>> START

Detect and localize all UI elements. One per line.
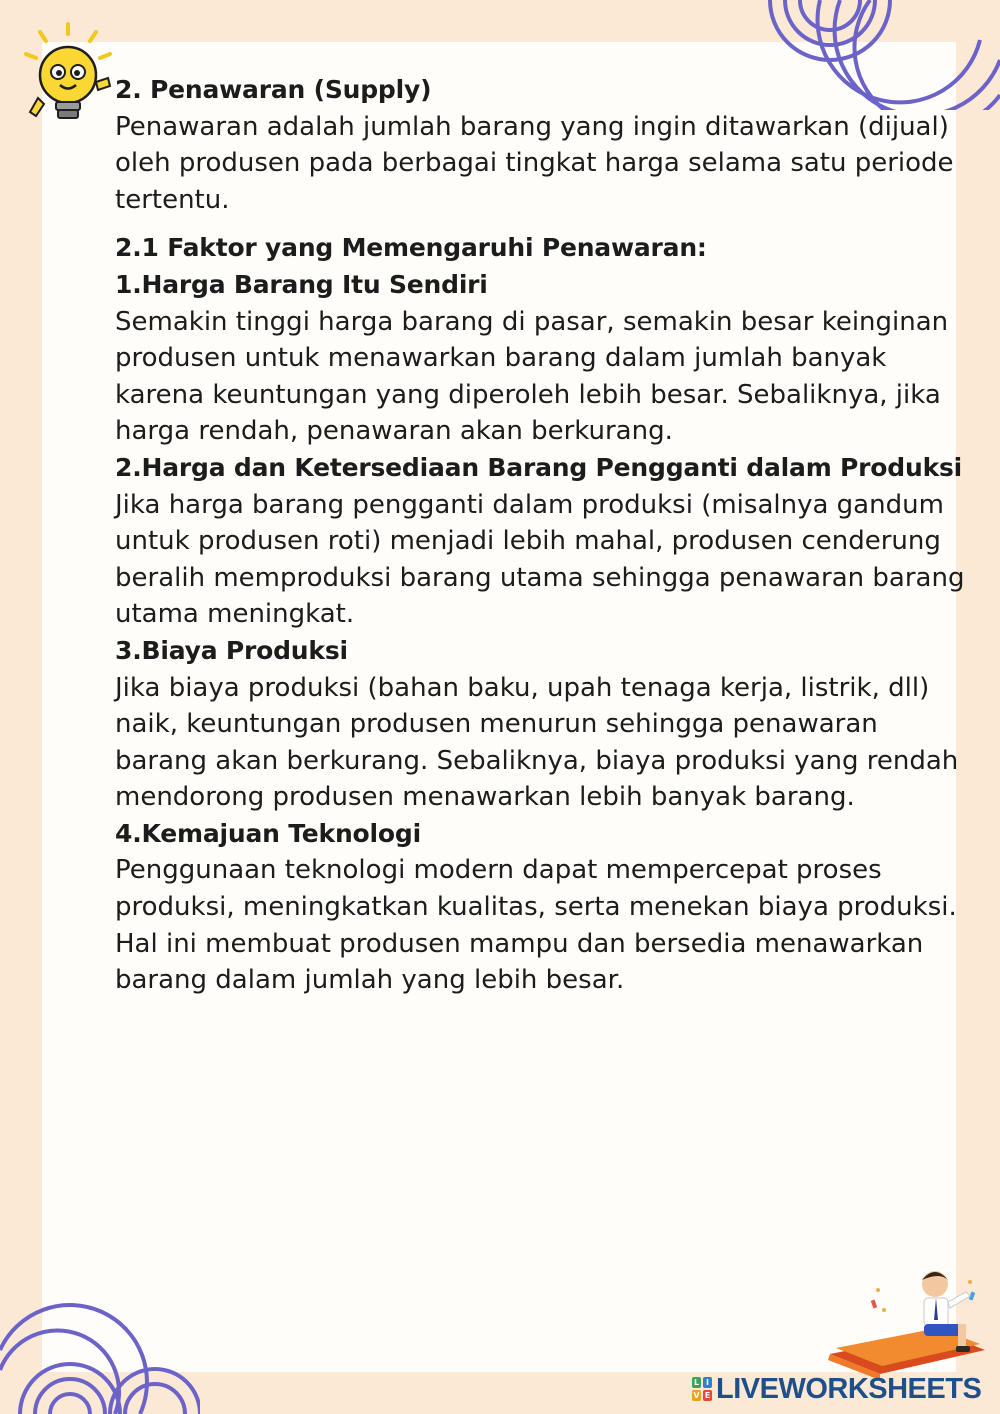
logo-letter: I: [703, 1377, 712, 1388]
intro-paragraph: Penawaran adalah jumlah barang yang ingin ditawarkan (dijual) oleh produsen pada berbagai tingkat harga selama satu periode tertentu.: [115, 111, 954, 215]
logo-letter: L: [693, 1378, 700, 1387]
factor-text: Penggunaan teknologi modern dapat mempercepat proses produksi, meningkatkan kualitas, serta menekan biaya produksi. Hal ini membuat produsen mampu dan bersedia menawarkan barang dalam jumlah yang lebih besar.: [115, 855, 957, 996]
factor-text: Jika harga barang pengganti dalam produksi (misalnya gandum untuk produsen roti) menjadi lebih mahal, produsen cenderung beralih memproduksi barang utama sehingga penawaran barang utama meningkat.: [115, 489, 965, 630]
liveworksheets-logo-icon: [692, 1377, 712, 1401]
logo-letter: E: [704, 1391, 711, 1400]
logo-letter: V: [693, 1391, 700, 1400]
subsection-title: 2.1 Faktor yang Memengaruhi Penawaran:: [115, 233, 707, 263]
document-body: [115, 72, 965, 999]
student-on-books-illustration: [820, 1262, 995, 1380]
watermark-text: LIVEWORKSHEETS: [716, 1372, 982, 1405]
liveworksheets-watermark: [692, 1374, 981, 1404]
factor-title: 1.Harga Barang Itu Sendiri: [115, 269, 488, 299]
lightbulb-icon: [18, 20, 118, 132]
factor-title: 2.Harga dan Ketersediaan Barang Pengganti dalam Produksi: [115, 452, 963, 482]
arcs-decoration-bottom-left: [0, 1290, 200, 1414]
section-title: 2. Penawaran (Supply): [115, 75, 432, 104]
factor-text: Semakin tinggi harga barang di pasar, semakin besar keinginan produsen untuk menawarkan barang dalam jumlah banyak karena keuntungan yang diperoleh lebih besar. Sebaliknya, jika harga rendah, penawaran akan berkurang.: [115, 306, 949, 447]
factor-text: Jika biaya produksi (bahan baku, upah tenaga kerja, listrik, dll) naik, keuntungan produsen menurun sehingga penawaran barang akan berkurang. Sebaliknya, biaya produksi yang rendah mendorong produsen menawarkan lebih banyak barang.: [115, 672, 959, 813]
factor-title: 4.Kemajuan Teknologi: [115, 818, 421, 848]
factor-title: 3.Biaya Produksi: [115, 635, 348, 665]
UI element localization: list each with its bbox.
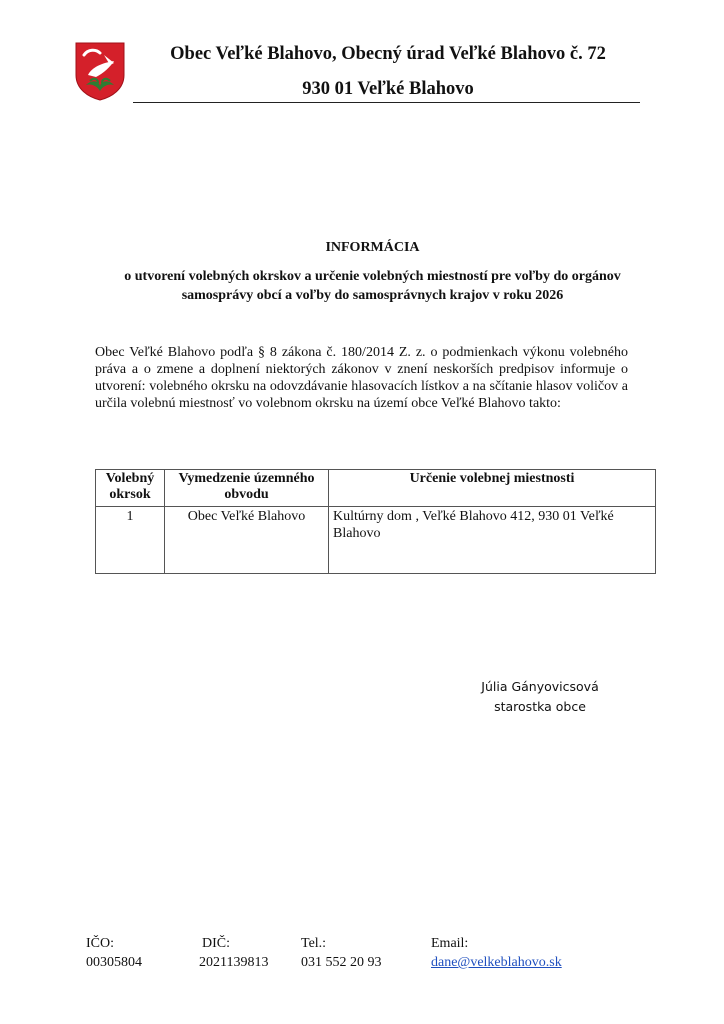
footer-tel-value: 031 552 20 93: [301, 955, 382, 970]
header-divider: [133, 102, 640, 103]
email-link[interactable]: dane@velkeblahovo.sk: [431, 955, 562, 970]
column-header-location: Určenie volebnej miestnosti: [329, 470, 656, 507]
document-subtitle: [90, 267, 655, 305]
table-row: [96, 507, 656, 574]
district-table: [95, 469, 656, 574]
document-title: INFORMÁCIA: [325, 240, 420, 255]
footer-email-label: Email:: [431, 936, 469, 951]
signature-block: [470, 677, 610, 717]
intro-paragraph: Obec Veľké Blahovo podľa § 8 zákona č. 180/2014 Z. z. o podmienkach výkonu volebného práva a o zmene a doplnení niektorých zákonov v znení neskorších predpisov informuje o utvorení: volebného okrsku na odovzdávanie hlasovacích lístkov a na sčítanie hlasov voličov a určila volebnú miestnosť vo volebnom okrsku na území obce Veľké Blahovo takto:: [95, 345, 628, 411]
footer-ico: [86, 934, 142, 972]
header-title: Obec Veľké Blahovo, Obecný úrad Veľké Blahovo č. 72: [170, 44, 606, 64]
footer-tel: [301, 934, 382, 972]
footer-email: [431, 934, 562, 972]
footer-tel-label: Tel.:: [301, 936, 327, 951]
subtitle-line-2: samosprávy obcí a voľby do samosprávnych krajov v roku 2026: [181, 288, 564, 303]
footer-dic-value: 2021139813: [199, 955, 269, 970]
signatory-role: starostka obce: [494, 699, 586, 714]
cell-district-number: 1: [96, 507, 165, 574]
cell-location: Kultúrny dom , Veľké Blahovo 412, 930 01 Veľké Blahovo: [329, 507, 656, 574]
coat-of-arms-logo: [74, 41, 126, 101]
column-header-area: Vymedzenie územného obvodu: [165, 470, 329, 507]
column-header-district: Volebný okrsok: [96, 470, 165, 507]
signatory-name: Júlia Gányovicsová: [481, 679, 599, 694]
cell-area: Obec Veľké Blahovo: [165, 507, 329, 574]
table-header-row: [96, 470, 656, 507]
footer-dic-label: DIČ:: [202, 936, 230, 951]
subtitle-line-1: o utvorení volebných okrskov a určenie volebných miestností pre voľby do orgánov: [124, 269, 621, 284]
footer-ico-value: 00305804: [86, 955, 142, 970]
footer-dic: [199, 934, 268, 972]
header-address: 930 01 Veľké Blahovo: [302, 79, 474, 99]
footer-ico-label: IČO:: [86, 936, 114, 951]
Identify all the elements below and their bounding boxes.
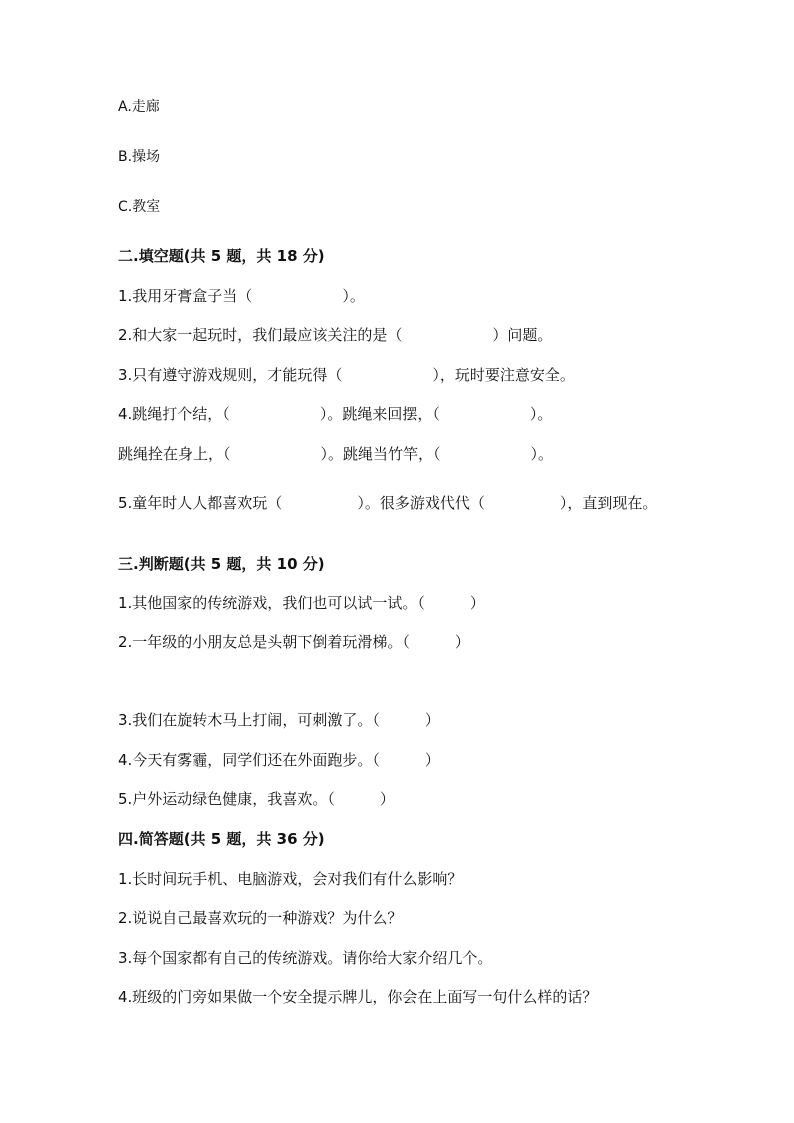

>> END

__THE PROBLEM__
Present every line of the entries above as a Markdown table with the columns "Number" and "Line", leaving out blank lines and the pictures.

__EXPECTED ANSWER__
| Number | Line |
|---|---|
| 1 | Detect and localize all UI elements. One per line. |
| 2 | logo-letter: I: [703, 1377, 712, 1388] |
| 3 | intro-paragraph: Penawaran adalah jumlah barang yang ingin ditawarkan (dijual) oleh produsen pada berbagai tingkat harga selama satu periode tertentu.: [115, 111, 954, 215] |
| 4 | logo-letter: L: [693, 1378, 700, 1387] |
| 5 | factor-text: Penggunaan teknologi modern dapat mempercepat proses produksi, meningkatkan kualitas, serta menekan biaya produksi. Hal ini membuat produsen mampu dan bersedia menawarkan barang dalam jumlah yang lebih besar.: [115, 855, 957, 996] |
| 6 | factor-text: Jika harga barang pengganti dalam produksi (misalnya gandum untuk produsen roti) menjadi lebih mahal, produsen cenderung beralih memproduksi barang utama sehingga penawaran barang utama meningkat.: [115, 489, 965, 630] |
| 7 | liveworksheets-logo-icon: [692, 1377, 712, 1401] |
| 8 | logo-letter: E: [704, 1391, 711, 1400] |
| 9 | logo-letter: V: [693, 1391, 700, 1400] |
| 10 | subsection-title: 2.1 Faktor yang Memengaruhi Penawaran:: [115, 233, 707, 263] |
| 11 | document-body: [115, 72, 965, 999] |
| 12 | student-on-books-illustration: [820, 1262, 995, 1380] |
| 13 | watermark-text: LIVEWORKSHEETS: [716, 1372, 982, 1405] |
| 14 | liveworksheets-watermark: [692, 1374, 981, 1404] |
| 15 | factor-title: 1.Harga Barang Itu Sendiri: [115, 269, 488, 299] |
| 16 | lightbulb-icon: [18, 20, 118, 132] |
| 17 | factor-title: 2.Harga dan Ketersediaan Barang Pengganti dalam Produksi: [115, 452, 963, 482] |
| 18 | arcs-decoration-bottom-left: [0, 1290, 200, 1414] |
| 19 | section-title: 2. Penawaran (Supply): [115, 75, 432, 104] |
| 20 | factor-text: Semakin tinggi harga barang di pasar, semakin besar keinginan produsen untuk menawarkan barang dalam jumlah banyak karena keuntungan yang diperoleh lebih besar. Sebaliknya, jika harga rendah, penawaran akan berkurang.: [115, 306, 949, 447] |
| 21 | factor-text: Jika biaya produksi (bahan baku, upah tenaga kerja, listrik, dll) naik, keuntungan produsen menurun sehingga penawaran barang akan berkurang. Sebaliknya, biaya produksi yang rendah mendorong produsen menawarkan lebih banyak barang.: [115, 672, 959, 813] |
| 22 | factor-title: 4.Kemajuan Teknologi: [115, 818, 421, 848] |
| 23 | factor-title: 3.Biaya Produksi: [115, 635, 348, 665] |
| 24 | UI element localization: list each with its bbox. |
| 25 | footer-tel-value: 031 552 20 93: [301, 955, 382, 970] |
| 26 | header-divider: [133, 102, 640, 103] |
| 27 | email-link[interactable]: dane@velkeblahovo.sk: [431, 955, 562, 970] |
| 28 | column-header-location: Určenie volebnej miestnosti: [329, 470, 656, 507] |
| 29 | document-subtitle: [90, 267, 655, 305] |
| 30 | table-row: [96, 507, 656, 574] |
| 31 | district-table: [95, 469, 656, 574] |
| 32 | document-title: INFORMÁCIA: [325, 240, 420, 255] |
| 33 | footer-email-label: Email:: [431, 936, 469, 951] |
| 34 | signature-block: [470, 677, 610, 717] |
| 35 | intro-paragraph: Obec Veľké Blahovo podľa § 8 zákona č. 180/2014 Z. z. o podmienkach výkonu volebného práva a o zmene a doplnení niektorých zákonov v znení neskorších predpisov informuje o utvorení: volebného okrsku na odovzdávanie hlasovacích lístkov a na sčítanie hlasov voličov a určila volebnú miestnosť vo volebnom okrsku na území obce Veľké Blahovo takto:: [95, 345, 628, 411] |
| 36 | footer-ico: [86, 934, 142, 972] |
| 37 | header-title: Obec Veľké Blahovo, Obecný úrad Veľké Blahovo č. 72: [170, 44, 606, 64] |
| 38 | footer-tel: [301, 934, 382, 972] |
| 39 | footer-email: [431, 934, 562, 972] |
| 40 | footer-tel-label: Tel.:: [301, 936, 327, 951] |
| 41 | subtitle-line-2: samosprávy obcí a voľby do samosprávnych krajov v roku 2026: [181, 288, 564, 303] |
| 42 | footer-dic-value: 2021139813: [199, 955, 269, 970] |
| 43 | signatory-role: starostka obce: [494, 699, 586, 714] |
| 44 | cell-district-number: 1: [96, 507, 165, 574] |
| 45 | cell-location: Kultúrny dom , Veľké Blahovo 412, 930 01 Veľké Blahovo: [329, 507, 656, 574] |
| 46 | coat-of-arms-logo: [74, 41, 126, 101] |
| 47 | column-header-area: Vymedzenie územného obvodu: [165, 470, 329, 507] |
| 48 | column-header-district: Volebný okrsok: [96, 470, 165, 507] |
| 49 | signatory-name: Júlia Gányovicsová: [481, 679, 599, 694] |
| 50 | cell-area: Obec Veľké Blahovo: [165, 507, 329, 574] |
| 51 | table-header-row: [96, 470, 656, 507] |
| 52 | footer-dic-label: DIČ:: [202, 936, 230, 951] |
| 53 | subtitle-line-1: o utvorení volebných okrskov a určenie volebných miestností pre voľby do orgánov: [124, 269, 621, 284] |
| 54 | footer-ico-value: 00305804: [86, 955, 142, 970] |
| 55 | footer-dic: [199, 934, 268, 972] |
| 56 | header-address: 930 01 Veľké Blahovo: [302, 79, 474, 99] |
| 57 | footer-ico-label: IČO:: [86, 936, 114, 951] |
| 58 | Identify all the elements below and their bounding boxes. |